> [Task directions]
All of the data that follows should be retyped exactly, please, except the pictures.
+++
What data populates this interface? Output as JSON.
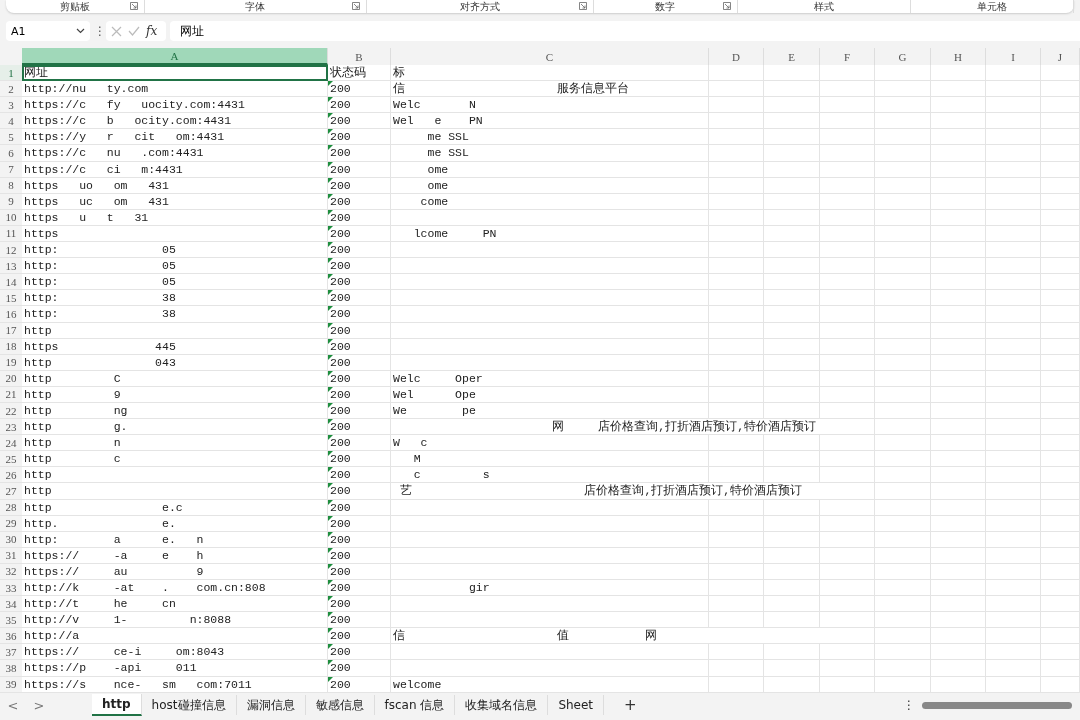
{
  "ribbon_groups": [
    {
      "label": "剪贴板",
      "launcher": true
    },
    {
      "label": "字体",
      "launcher": true
    },
    {
      "label": "对齐方式",
      "launcher": true
    },
    {
      "label": "数字",
      "launcher": true
    },
    {
      "label": "样式",
      "launcher": false
    },
    {
      "label": "单元格",
      "launcher": false
    }
  ],
  "formula_bar": {
    "name_box": "A1",
    "fx": "fx",
    "value": "网址"
  },
  "columns": [
    {
      "label": "A",
      "selected": true
    },
    {
      "label": "B",
      "selected": false
    },
    {
      "label": "C",
      "selected": false
    },
    {
      "label": "D",
      "selected": false
    },
    {
      "label": "E",
      "selected": false
    },
    {
      "label": "F",
      "selected": false
    },
    {
      "label": "G",
      "selected": false
    },
    {
      "label": "H",
      "selected": false
    },
    {
      "label": "I",
      "selected": false
    },
    {
      "label": "J",
      "selected": false
    }
  ],
  "rows": [
    {
      "num": "1",
      "selected": true,
      "url": "网址",
      "status": "状态码",
      "title": "标",
      "flag": false
    },
    {
      "num": "2",
      "selected": false,
      "url": "http://nu   ty.com",
      "status": "200",
      "title": "信                      服务信息平台",
      "flag": true
    },
    {
      "num": "3",
      "selected": false,
      "url": "https://c   fy   uocity.com:4431",
      "status": "200",
      "title": "Welc       N",
      "flag": true
    },
    {
      "num": "4",
      "selected": false,
      "url": "https://c   b   ocity.com:4431",
      "status": "200",
      "title": "Wel   e    PN",
      "flag": true
    },
    {
      "num": "5",
      "selected": false,
      "url": "https://y   r   cit   om:4431",
      "status": "200",
      "title": "     me SSL",
      "flag": true
    },
    {
      "num": "6",
      "selected": false,
      "url": "https://c   nu   .com:4431",
      "status": "200",
      "title": "     me SSL",
      "flag": true
    },
    {
      "num": "7",
      "selected": false,
      "url": "https://c   ci   m:4431",
      "status": "200",
      "title": "     ome",
      "flag": true
    },
    {
      "num": "8",
      "selected": false,
      "url": "https   uo   om   431",
      "status": "200",
      "title": "     ome",
      "flag": true
    },
    {
      "num": "9",
      "selected": false,
      "url": "https   uc   om   431",
      "status": "200",
      "title": "    come",
      "flag": true
    },
    {
      "num": "10",
      "selected": false,
      "url": "https   u   t   31",
      "status": "200",
      "title": "",
      "flag": true
    },
    {
      "num": "11",
      "selected": false,
      "url": "https",
      "status": "200",
      "title": "   lcome     PN",
      "flag": true
    },
    {
      "num": "12",
      "selected": false,
      "url": "http:               05",
      "status": "200",
      "title": "",
      "flag": true
    },
    {
      "num": "13",
      "selected": false,
      "url": "http:               05",
      "status": "200",
      "title": "",
      "flag": true
    },
    {
      "num": "14",
      "selected": false,
      "url": "http:               05",
      "status": "200",
      "title": "",
      "flag": true
    },
    {
      "num": "15",
      "selected": false,
      "url": "http:               38",
      "status": "200",
      "title": "",
      "flag": true
    },
    {
      "num": "16",
      "selected": false,
      "url": "http:               38",
      "status": "200",
      "title": "",
      "flag": true
    },
    {
      "num": "17",
      "selected": false,
      "url": "http",
      "status": "200",
      "title": "",
      "flag": true
    },
    {
      "num": "18",
      "selected": false,
      "url": "https              445",
      "status": "200",
      "title": "",
      "flag": true
    },
    {
      "num": "19",
      "selected": false,
      "url": "http               043",
      "status": "200",
      "title": "",
      "flag": true
    },
    {
      "num": "20",
      "selected": false,
      "url": "http         C",
      "status": "200",
      "title": "Welc     Oper",
      "flag": true
    },
    {
      "num": "21",
      "selected": false,
      "url": "http         9",
      "status": "200",
      "title": "Wel      Ope",
      "flag": true
    },
    {
      "num": "22",
      "selected": false,
      "url": "http         ng",
      "status": "200",
      "title": "We        pe",
      "flag": true
    },
    {
      "num": "23",
      "selected": false,
      "url": "http         g.",
      "status": "200",
      "title": "                       网     店价格查询,打折酒店预订,特价酒店预订",
      "flag": true
    },
    {
      "num": "24",
      "selected": false,
      "url": "http         n",
      "status": "200",
      "title": "W   c",
      "flag": true
    },
    {
      "num": "25",
      "selected": false,
      "url": "http         c",
      "status": "200",
      "title": "   M",
      "flag": true
    },
    {
      "num": "26",
      "selected": false,
      "url": "http",
      "status": "200",
      "title": "   c         s",
      "flag": true
    },
    {
      "num": "27",
      "selected": false,
      "url": "http",
      "status": "200",
      "title": " 艺                         店价格查询,打折酒店预订,特价酒店预订",
      "flag": true
    },
    {
      "num": "28",
      "selected": false,
      "url": "http                e.c",
      "status": "200",
      "title": "",
      "flag": true
    },
    {
      "num": "29",
      "selected": false,
      "url": "http.               e.",
      "status": "200",
      "title": "",
      "flag": true
    },
    {
      "num": "30",
      "selected": false,
      "url": "http:        a      e.   n",
      "status": "200",
      "title": "",
      "flag": true
    },
    {
      "num": "31",
      "selected": false,
      "url": "https://     -a     e    h",
      "status": "200",
      "title": "",
      "flag": true
    },
    {
      "num": "32",
      "selected": false,
      "url": "https://     au          9",
      "status": "200",
      "title": "",
      "flag": true
    },
    {
      "num": "33",
      "selected": false,
      "url": "http://k     -at    .    com.cn:808",
      "status": "200",
      "title": "           gir",
      "flag": true
    },
    {
      "num": "34",
      "selected": false,
      "url": "http://t     he     cn",
      "status": "200",
      "title": "",
      "flag": true
    },
    {
      "num": "35",
      "selected": false,
      "url": "http://v     1-         n:8088",
      "status": "200",
      "title": "",
      "flag": true
    },
    {
      "num": "36",
      "selected": false,
      "url": "http://a",
      "status": "200",
      "title": "信                      值           网",
      "flag": true
    },
    {
      "num": "37",
      "selected": false,
      "url": "https://     ce-i     om:8043",
      "status": "200",
      "title": "",
      "flag": true
    },
    {
      "num": "38",
      "selected": false,
      "url": "https://p    -api     011",
      "status": "200",
      "title": "",
      "flag": true
    },
    {
      "num": "39",
      "selected": false,
      "url": "https://s    nce-   sm   com:7011",
      "status": "200",
      "title": "welcome",
      "flag": true
    }
  ],
  "sheet_nav": [
    "<",
    ">"
  ],
  "sheet_tabs": [
    {
      "label": "http",
      "selected": true
    },
    {
      "label": "host碰撞信息",
      "selected": false
    },
    {
      "label": "漏洞信息",
      "selected": false
    },
    {
      "label": "敏感信息",
      "selected": false
    },
    {
      "label": "fscan    信息",
      "selected": false
    },
    {
      "label": "收集域名信息",
      "selected": false
    },
    {
      "label": "Sheet",
      "selected": false
    }
  ],
  "add_sheet": "+",
  "more": "⋮"
}
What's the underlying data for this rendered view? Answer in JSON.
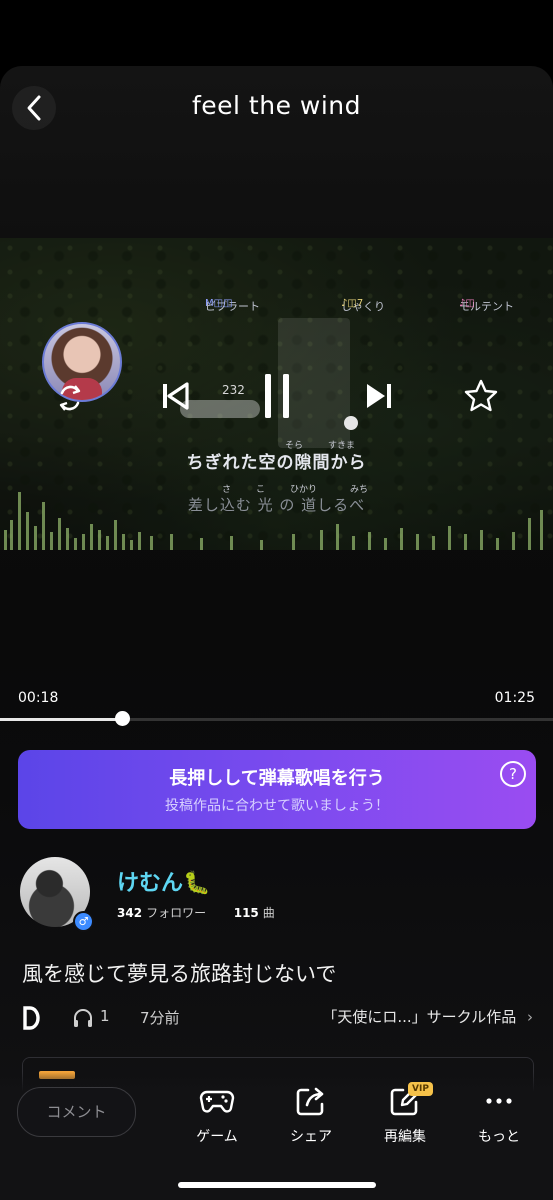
+++
> [Answer to the task]
What data populates this interface? Output as JSON.
{
  "ribbon_groups": [
    {
      "label": "剪贴板",
      "launcher": true
    },
    {
      "label": "字体",
      "launcher": true
    },
    {
      "label": "对齐方式",
      "launcher": true
    },
    {
      "label": "数字",
      "launcher": true
    },
    {
      "label": "样式",
      "launcher": false
    },
    {
      "label": "单元格",
      "launcher": false
    }
  ],
  "formula_bar": {
    "name_box": "A1",
    "fx": "fx",
    "value": "网址"
  },
  "columns": [
    {
      "label": "A",
      "selected": true
    },
    {
      "label": "B",
      "selected": false
    },
    {
      "label": "C",
      "selected": false
    },
    {
      "label": "D",
      "selected": false
    },
    {
      "label": "E",
      "selected": false
    },
    {
      "label": "F",
      "selected": false
    },
    {
      "label": "G",
      "selected": false
    },
    {
      "label": "H",
      "selected": false
    },
    {
      "label": "I",
      "selected": false
    },
    {
      "label": "J",
      "selected": false
    }
  ],
  "rows": [
    {
      "num": "1",
      "selected": true,
      "url": "网址",
      "status": "状态码",
      "title": "标",
      "flag": false
    },
    {
      "num": "2",
      "selected": false,
      "url": "http://nu   ty.com",
      "status": "200",
      "title": "信                      服务信息平台",
      "flag": true
    },
    {
      "num": "3",
      "selected": false,
      "url": "https://c   fy   uocity.com:4431",
      "status": "200",
      "title": "Welc       N",
      "flag": true
    },
    {
      "num": "4",
      "selected": false,
      "url": "https://c   b   ocity.com:4431",
      "status": "200",
      "title": "Wel   e    PN",
      "flag": true
    },
    {
      "num": "5",
      "selected": false,
      "url": "https://y   r   cit   om:4431",
      "status": "200",
      "title": "     me SSL",
      "flag": true
    },
    {
      "num": "6",
      "selected": false,
      "url": "https://c   nu   .com:4431",
      "status": "200",
      "title": "     me SSL",
      "flag": true
    },
    {
      "num": "7",
      "selected": false,
      "url": "https://c   ci   m:4431",
      "status": "200",
      "title": "     ome",
      "flag": true
    },
    {
      "num": "8",
      "selected": false,
      "url": "https   uo   om   431",
      "status": "200",
      "title": "     ome",
      "flag": true
    },
    {
      "num": "9",
      "selected": false,
      "url": "https   uc   om   431",
      "status": "200",
      "title": "    come",
      "flag": true
    },
    {
      "num": "10",
      "selected": false,
      "url": "https   u   t   31",
      "status": "200",
      "title": "",
      "flag": true
    },
    {
      "num": "11",
      "selected": false,
      "url": "https",
      "status": "200",
      "title": "   lcome     PN",
      "flag": true
    },
    {
      "num": "12",
      "selected": false,
      "url": "http:               05",
      "status": "200",
      "title": "",
      "flag": true
    },
    {
      "num": "13",
      "selected": false,
      "url": "http:               05",
      "status": "200",
      "title": "",
      "flag": true
    },
    {
      "num": "14",
      "selected": false,
      "url": "http:               05",
      "status": "200",
      "title": "",
      "flag": true
    },
    {
      "num": "15",
      "selected": false,
      "url": "http:               38",
      "status": "200",
      "title": "",
      "flag": true
    },
    {
      "num": "16",
      "selected": false,
      "url": "http:               38",
      "status": "200",
      "title": "",
      "flag": true
    },
    {
      "num": "17",
      "selected": false,
      "url": "http",
      "status": "200",
      "title": "",
      "flag": true
    },
    {
      "num": "18",
      "selected": false,
      "url": "https              445",
      "status": "200",
      "title": "",
      "flag": true
    },
    {
      "num": "19",
      "selected": false,
      "url": "http               043",
      "status": "200",
      "title": "",
      "flag": true
    },
    {
      "num": "20",
      "selected": false,
      "url": "http         C",
      "status": "200",
      "title": "Welc     Oper",
      "flag": true
    },
    {
      "num": "21",
      "selected": false,
      "url": "http         9",
      "status": "200",
      "title": "Wel      Ope",
      "flag": true
    },
    {
      "num": "22",
      "selected": false,
      "url": "http         ng",
      "status": "200",
      "title": "We        pe",
      "flag": true
    },
    {
      "num": "23",
      "selected": false,
      "url": "http         g.",
      "status": "200",
      "title": "                       网     店价格查询,打折酒店预订,特价酒店预订",
      "flag": true
    },
    {
      "num": "24",
      "selected": false,
      "url": "http         n",
      "status": "200",
      "title": "W   c",
      "flag": true
    },
    {
      "num": "25",
      "selected": false,
      "url": "http         c",
      "status": "200",
      "title": "   M",
      "flag": true
    },
    {
      "num": "26",
      "selected": false,
      "url": "http",
      "status": "200",
      "title": "   c         s",
      "flag": true
    },
    {
      "num": "27",
      "selected": false,
      "url": "http",
      "status": "200",
      "title": " 艺                         店价格查询,打折酒店预订,特价酒店预订",
      "flag": true
    },
    {
      "num": "28",
      "selected": false,
      "url": "http                e.c",
      "status": "200",
      "title": "",
      "flag": true
    },
    {
      "num": "29",
      "selected": false,
      "url": "http.               e.",
      "status": "200",
      "title": "",
      "flag": true
    },
    {
      "num": "30",
      "selected": false,
      "url": "http:        a      e.   n",
      "status": "200",
      "title": "",
      "flag": true
    },
    {
      "num": "31",
      "selected": false,
      "url": "https://     -a     e    h",
      "status": "200",
      "title": "",
      "flag": true
    },
    {
      "num": "32",
      "selected": false,
      "url": "https://     au          9",
      "status": "200",
      "title": "",
      "flag": true
    },
    {
      "num": "33",
      "selected": false,
      "url": "http://k     -at    .    com.cn:808",
      "status": "200",
      "title": "           gir",
      "flag": true
    },
    {
      "num": "34",
      "selected": false,
      "url": "http://t     he     cn",
      "status": "200",
      "title": "",
      "flag": true
    },
    {
      "num": "35",
      "selected": false,
      "url": "http://v     1-         n:8088",
      "status": "200",
      "title": "",
      "flag": true
    },
    {
      "num": "36",
      "selected": false,
      "url": "http://a",
      "status": "200",
      "title": "信                      值           网",
      "flag": true
    },
    {
      "num": "37",
      "selected": false,
      "url": "https://     ce-i     om:8043",
      "status": "200",
      "title": "",
      "flag": true
    },
    {
      "num": "38",
      "selected": false,
      "url": "https://p    -api     011",
      "status": "200",
      "title": "",
      "flag": true
    },
    {
      "num": "39",
      "selected": false,
      "url": "https://s    nce-   sm   com:7011",
      "status": "200",
      "title": "welcome",
      "flag": true
    }
  ],
  "sheet_nav": [
    "<",
    ">"
  ],
  "sheet_tabs": [
    {
      "label": "http",
      "selected": true
    },
    {
      "label": "host碰撞信息",
      "selected": false
    },
    {
      "label": "漏洞信息",
      "selected": false
    },
    {
      "label": "敏感信息",
      "selected": false
    },
    {
      "label": "fscan    信息",
      "selected": false
    },
    {
      "label": "收集域名信息",
      "selected": false
    },
    {
      "label": "Sheet",
      "selected": false
    }
  ],
  "add_sheet": "+",
  "more": "⋮"
}
What's the underlying data for this rendered view? Answer in JSON.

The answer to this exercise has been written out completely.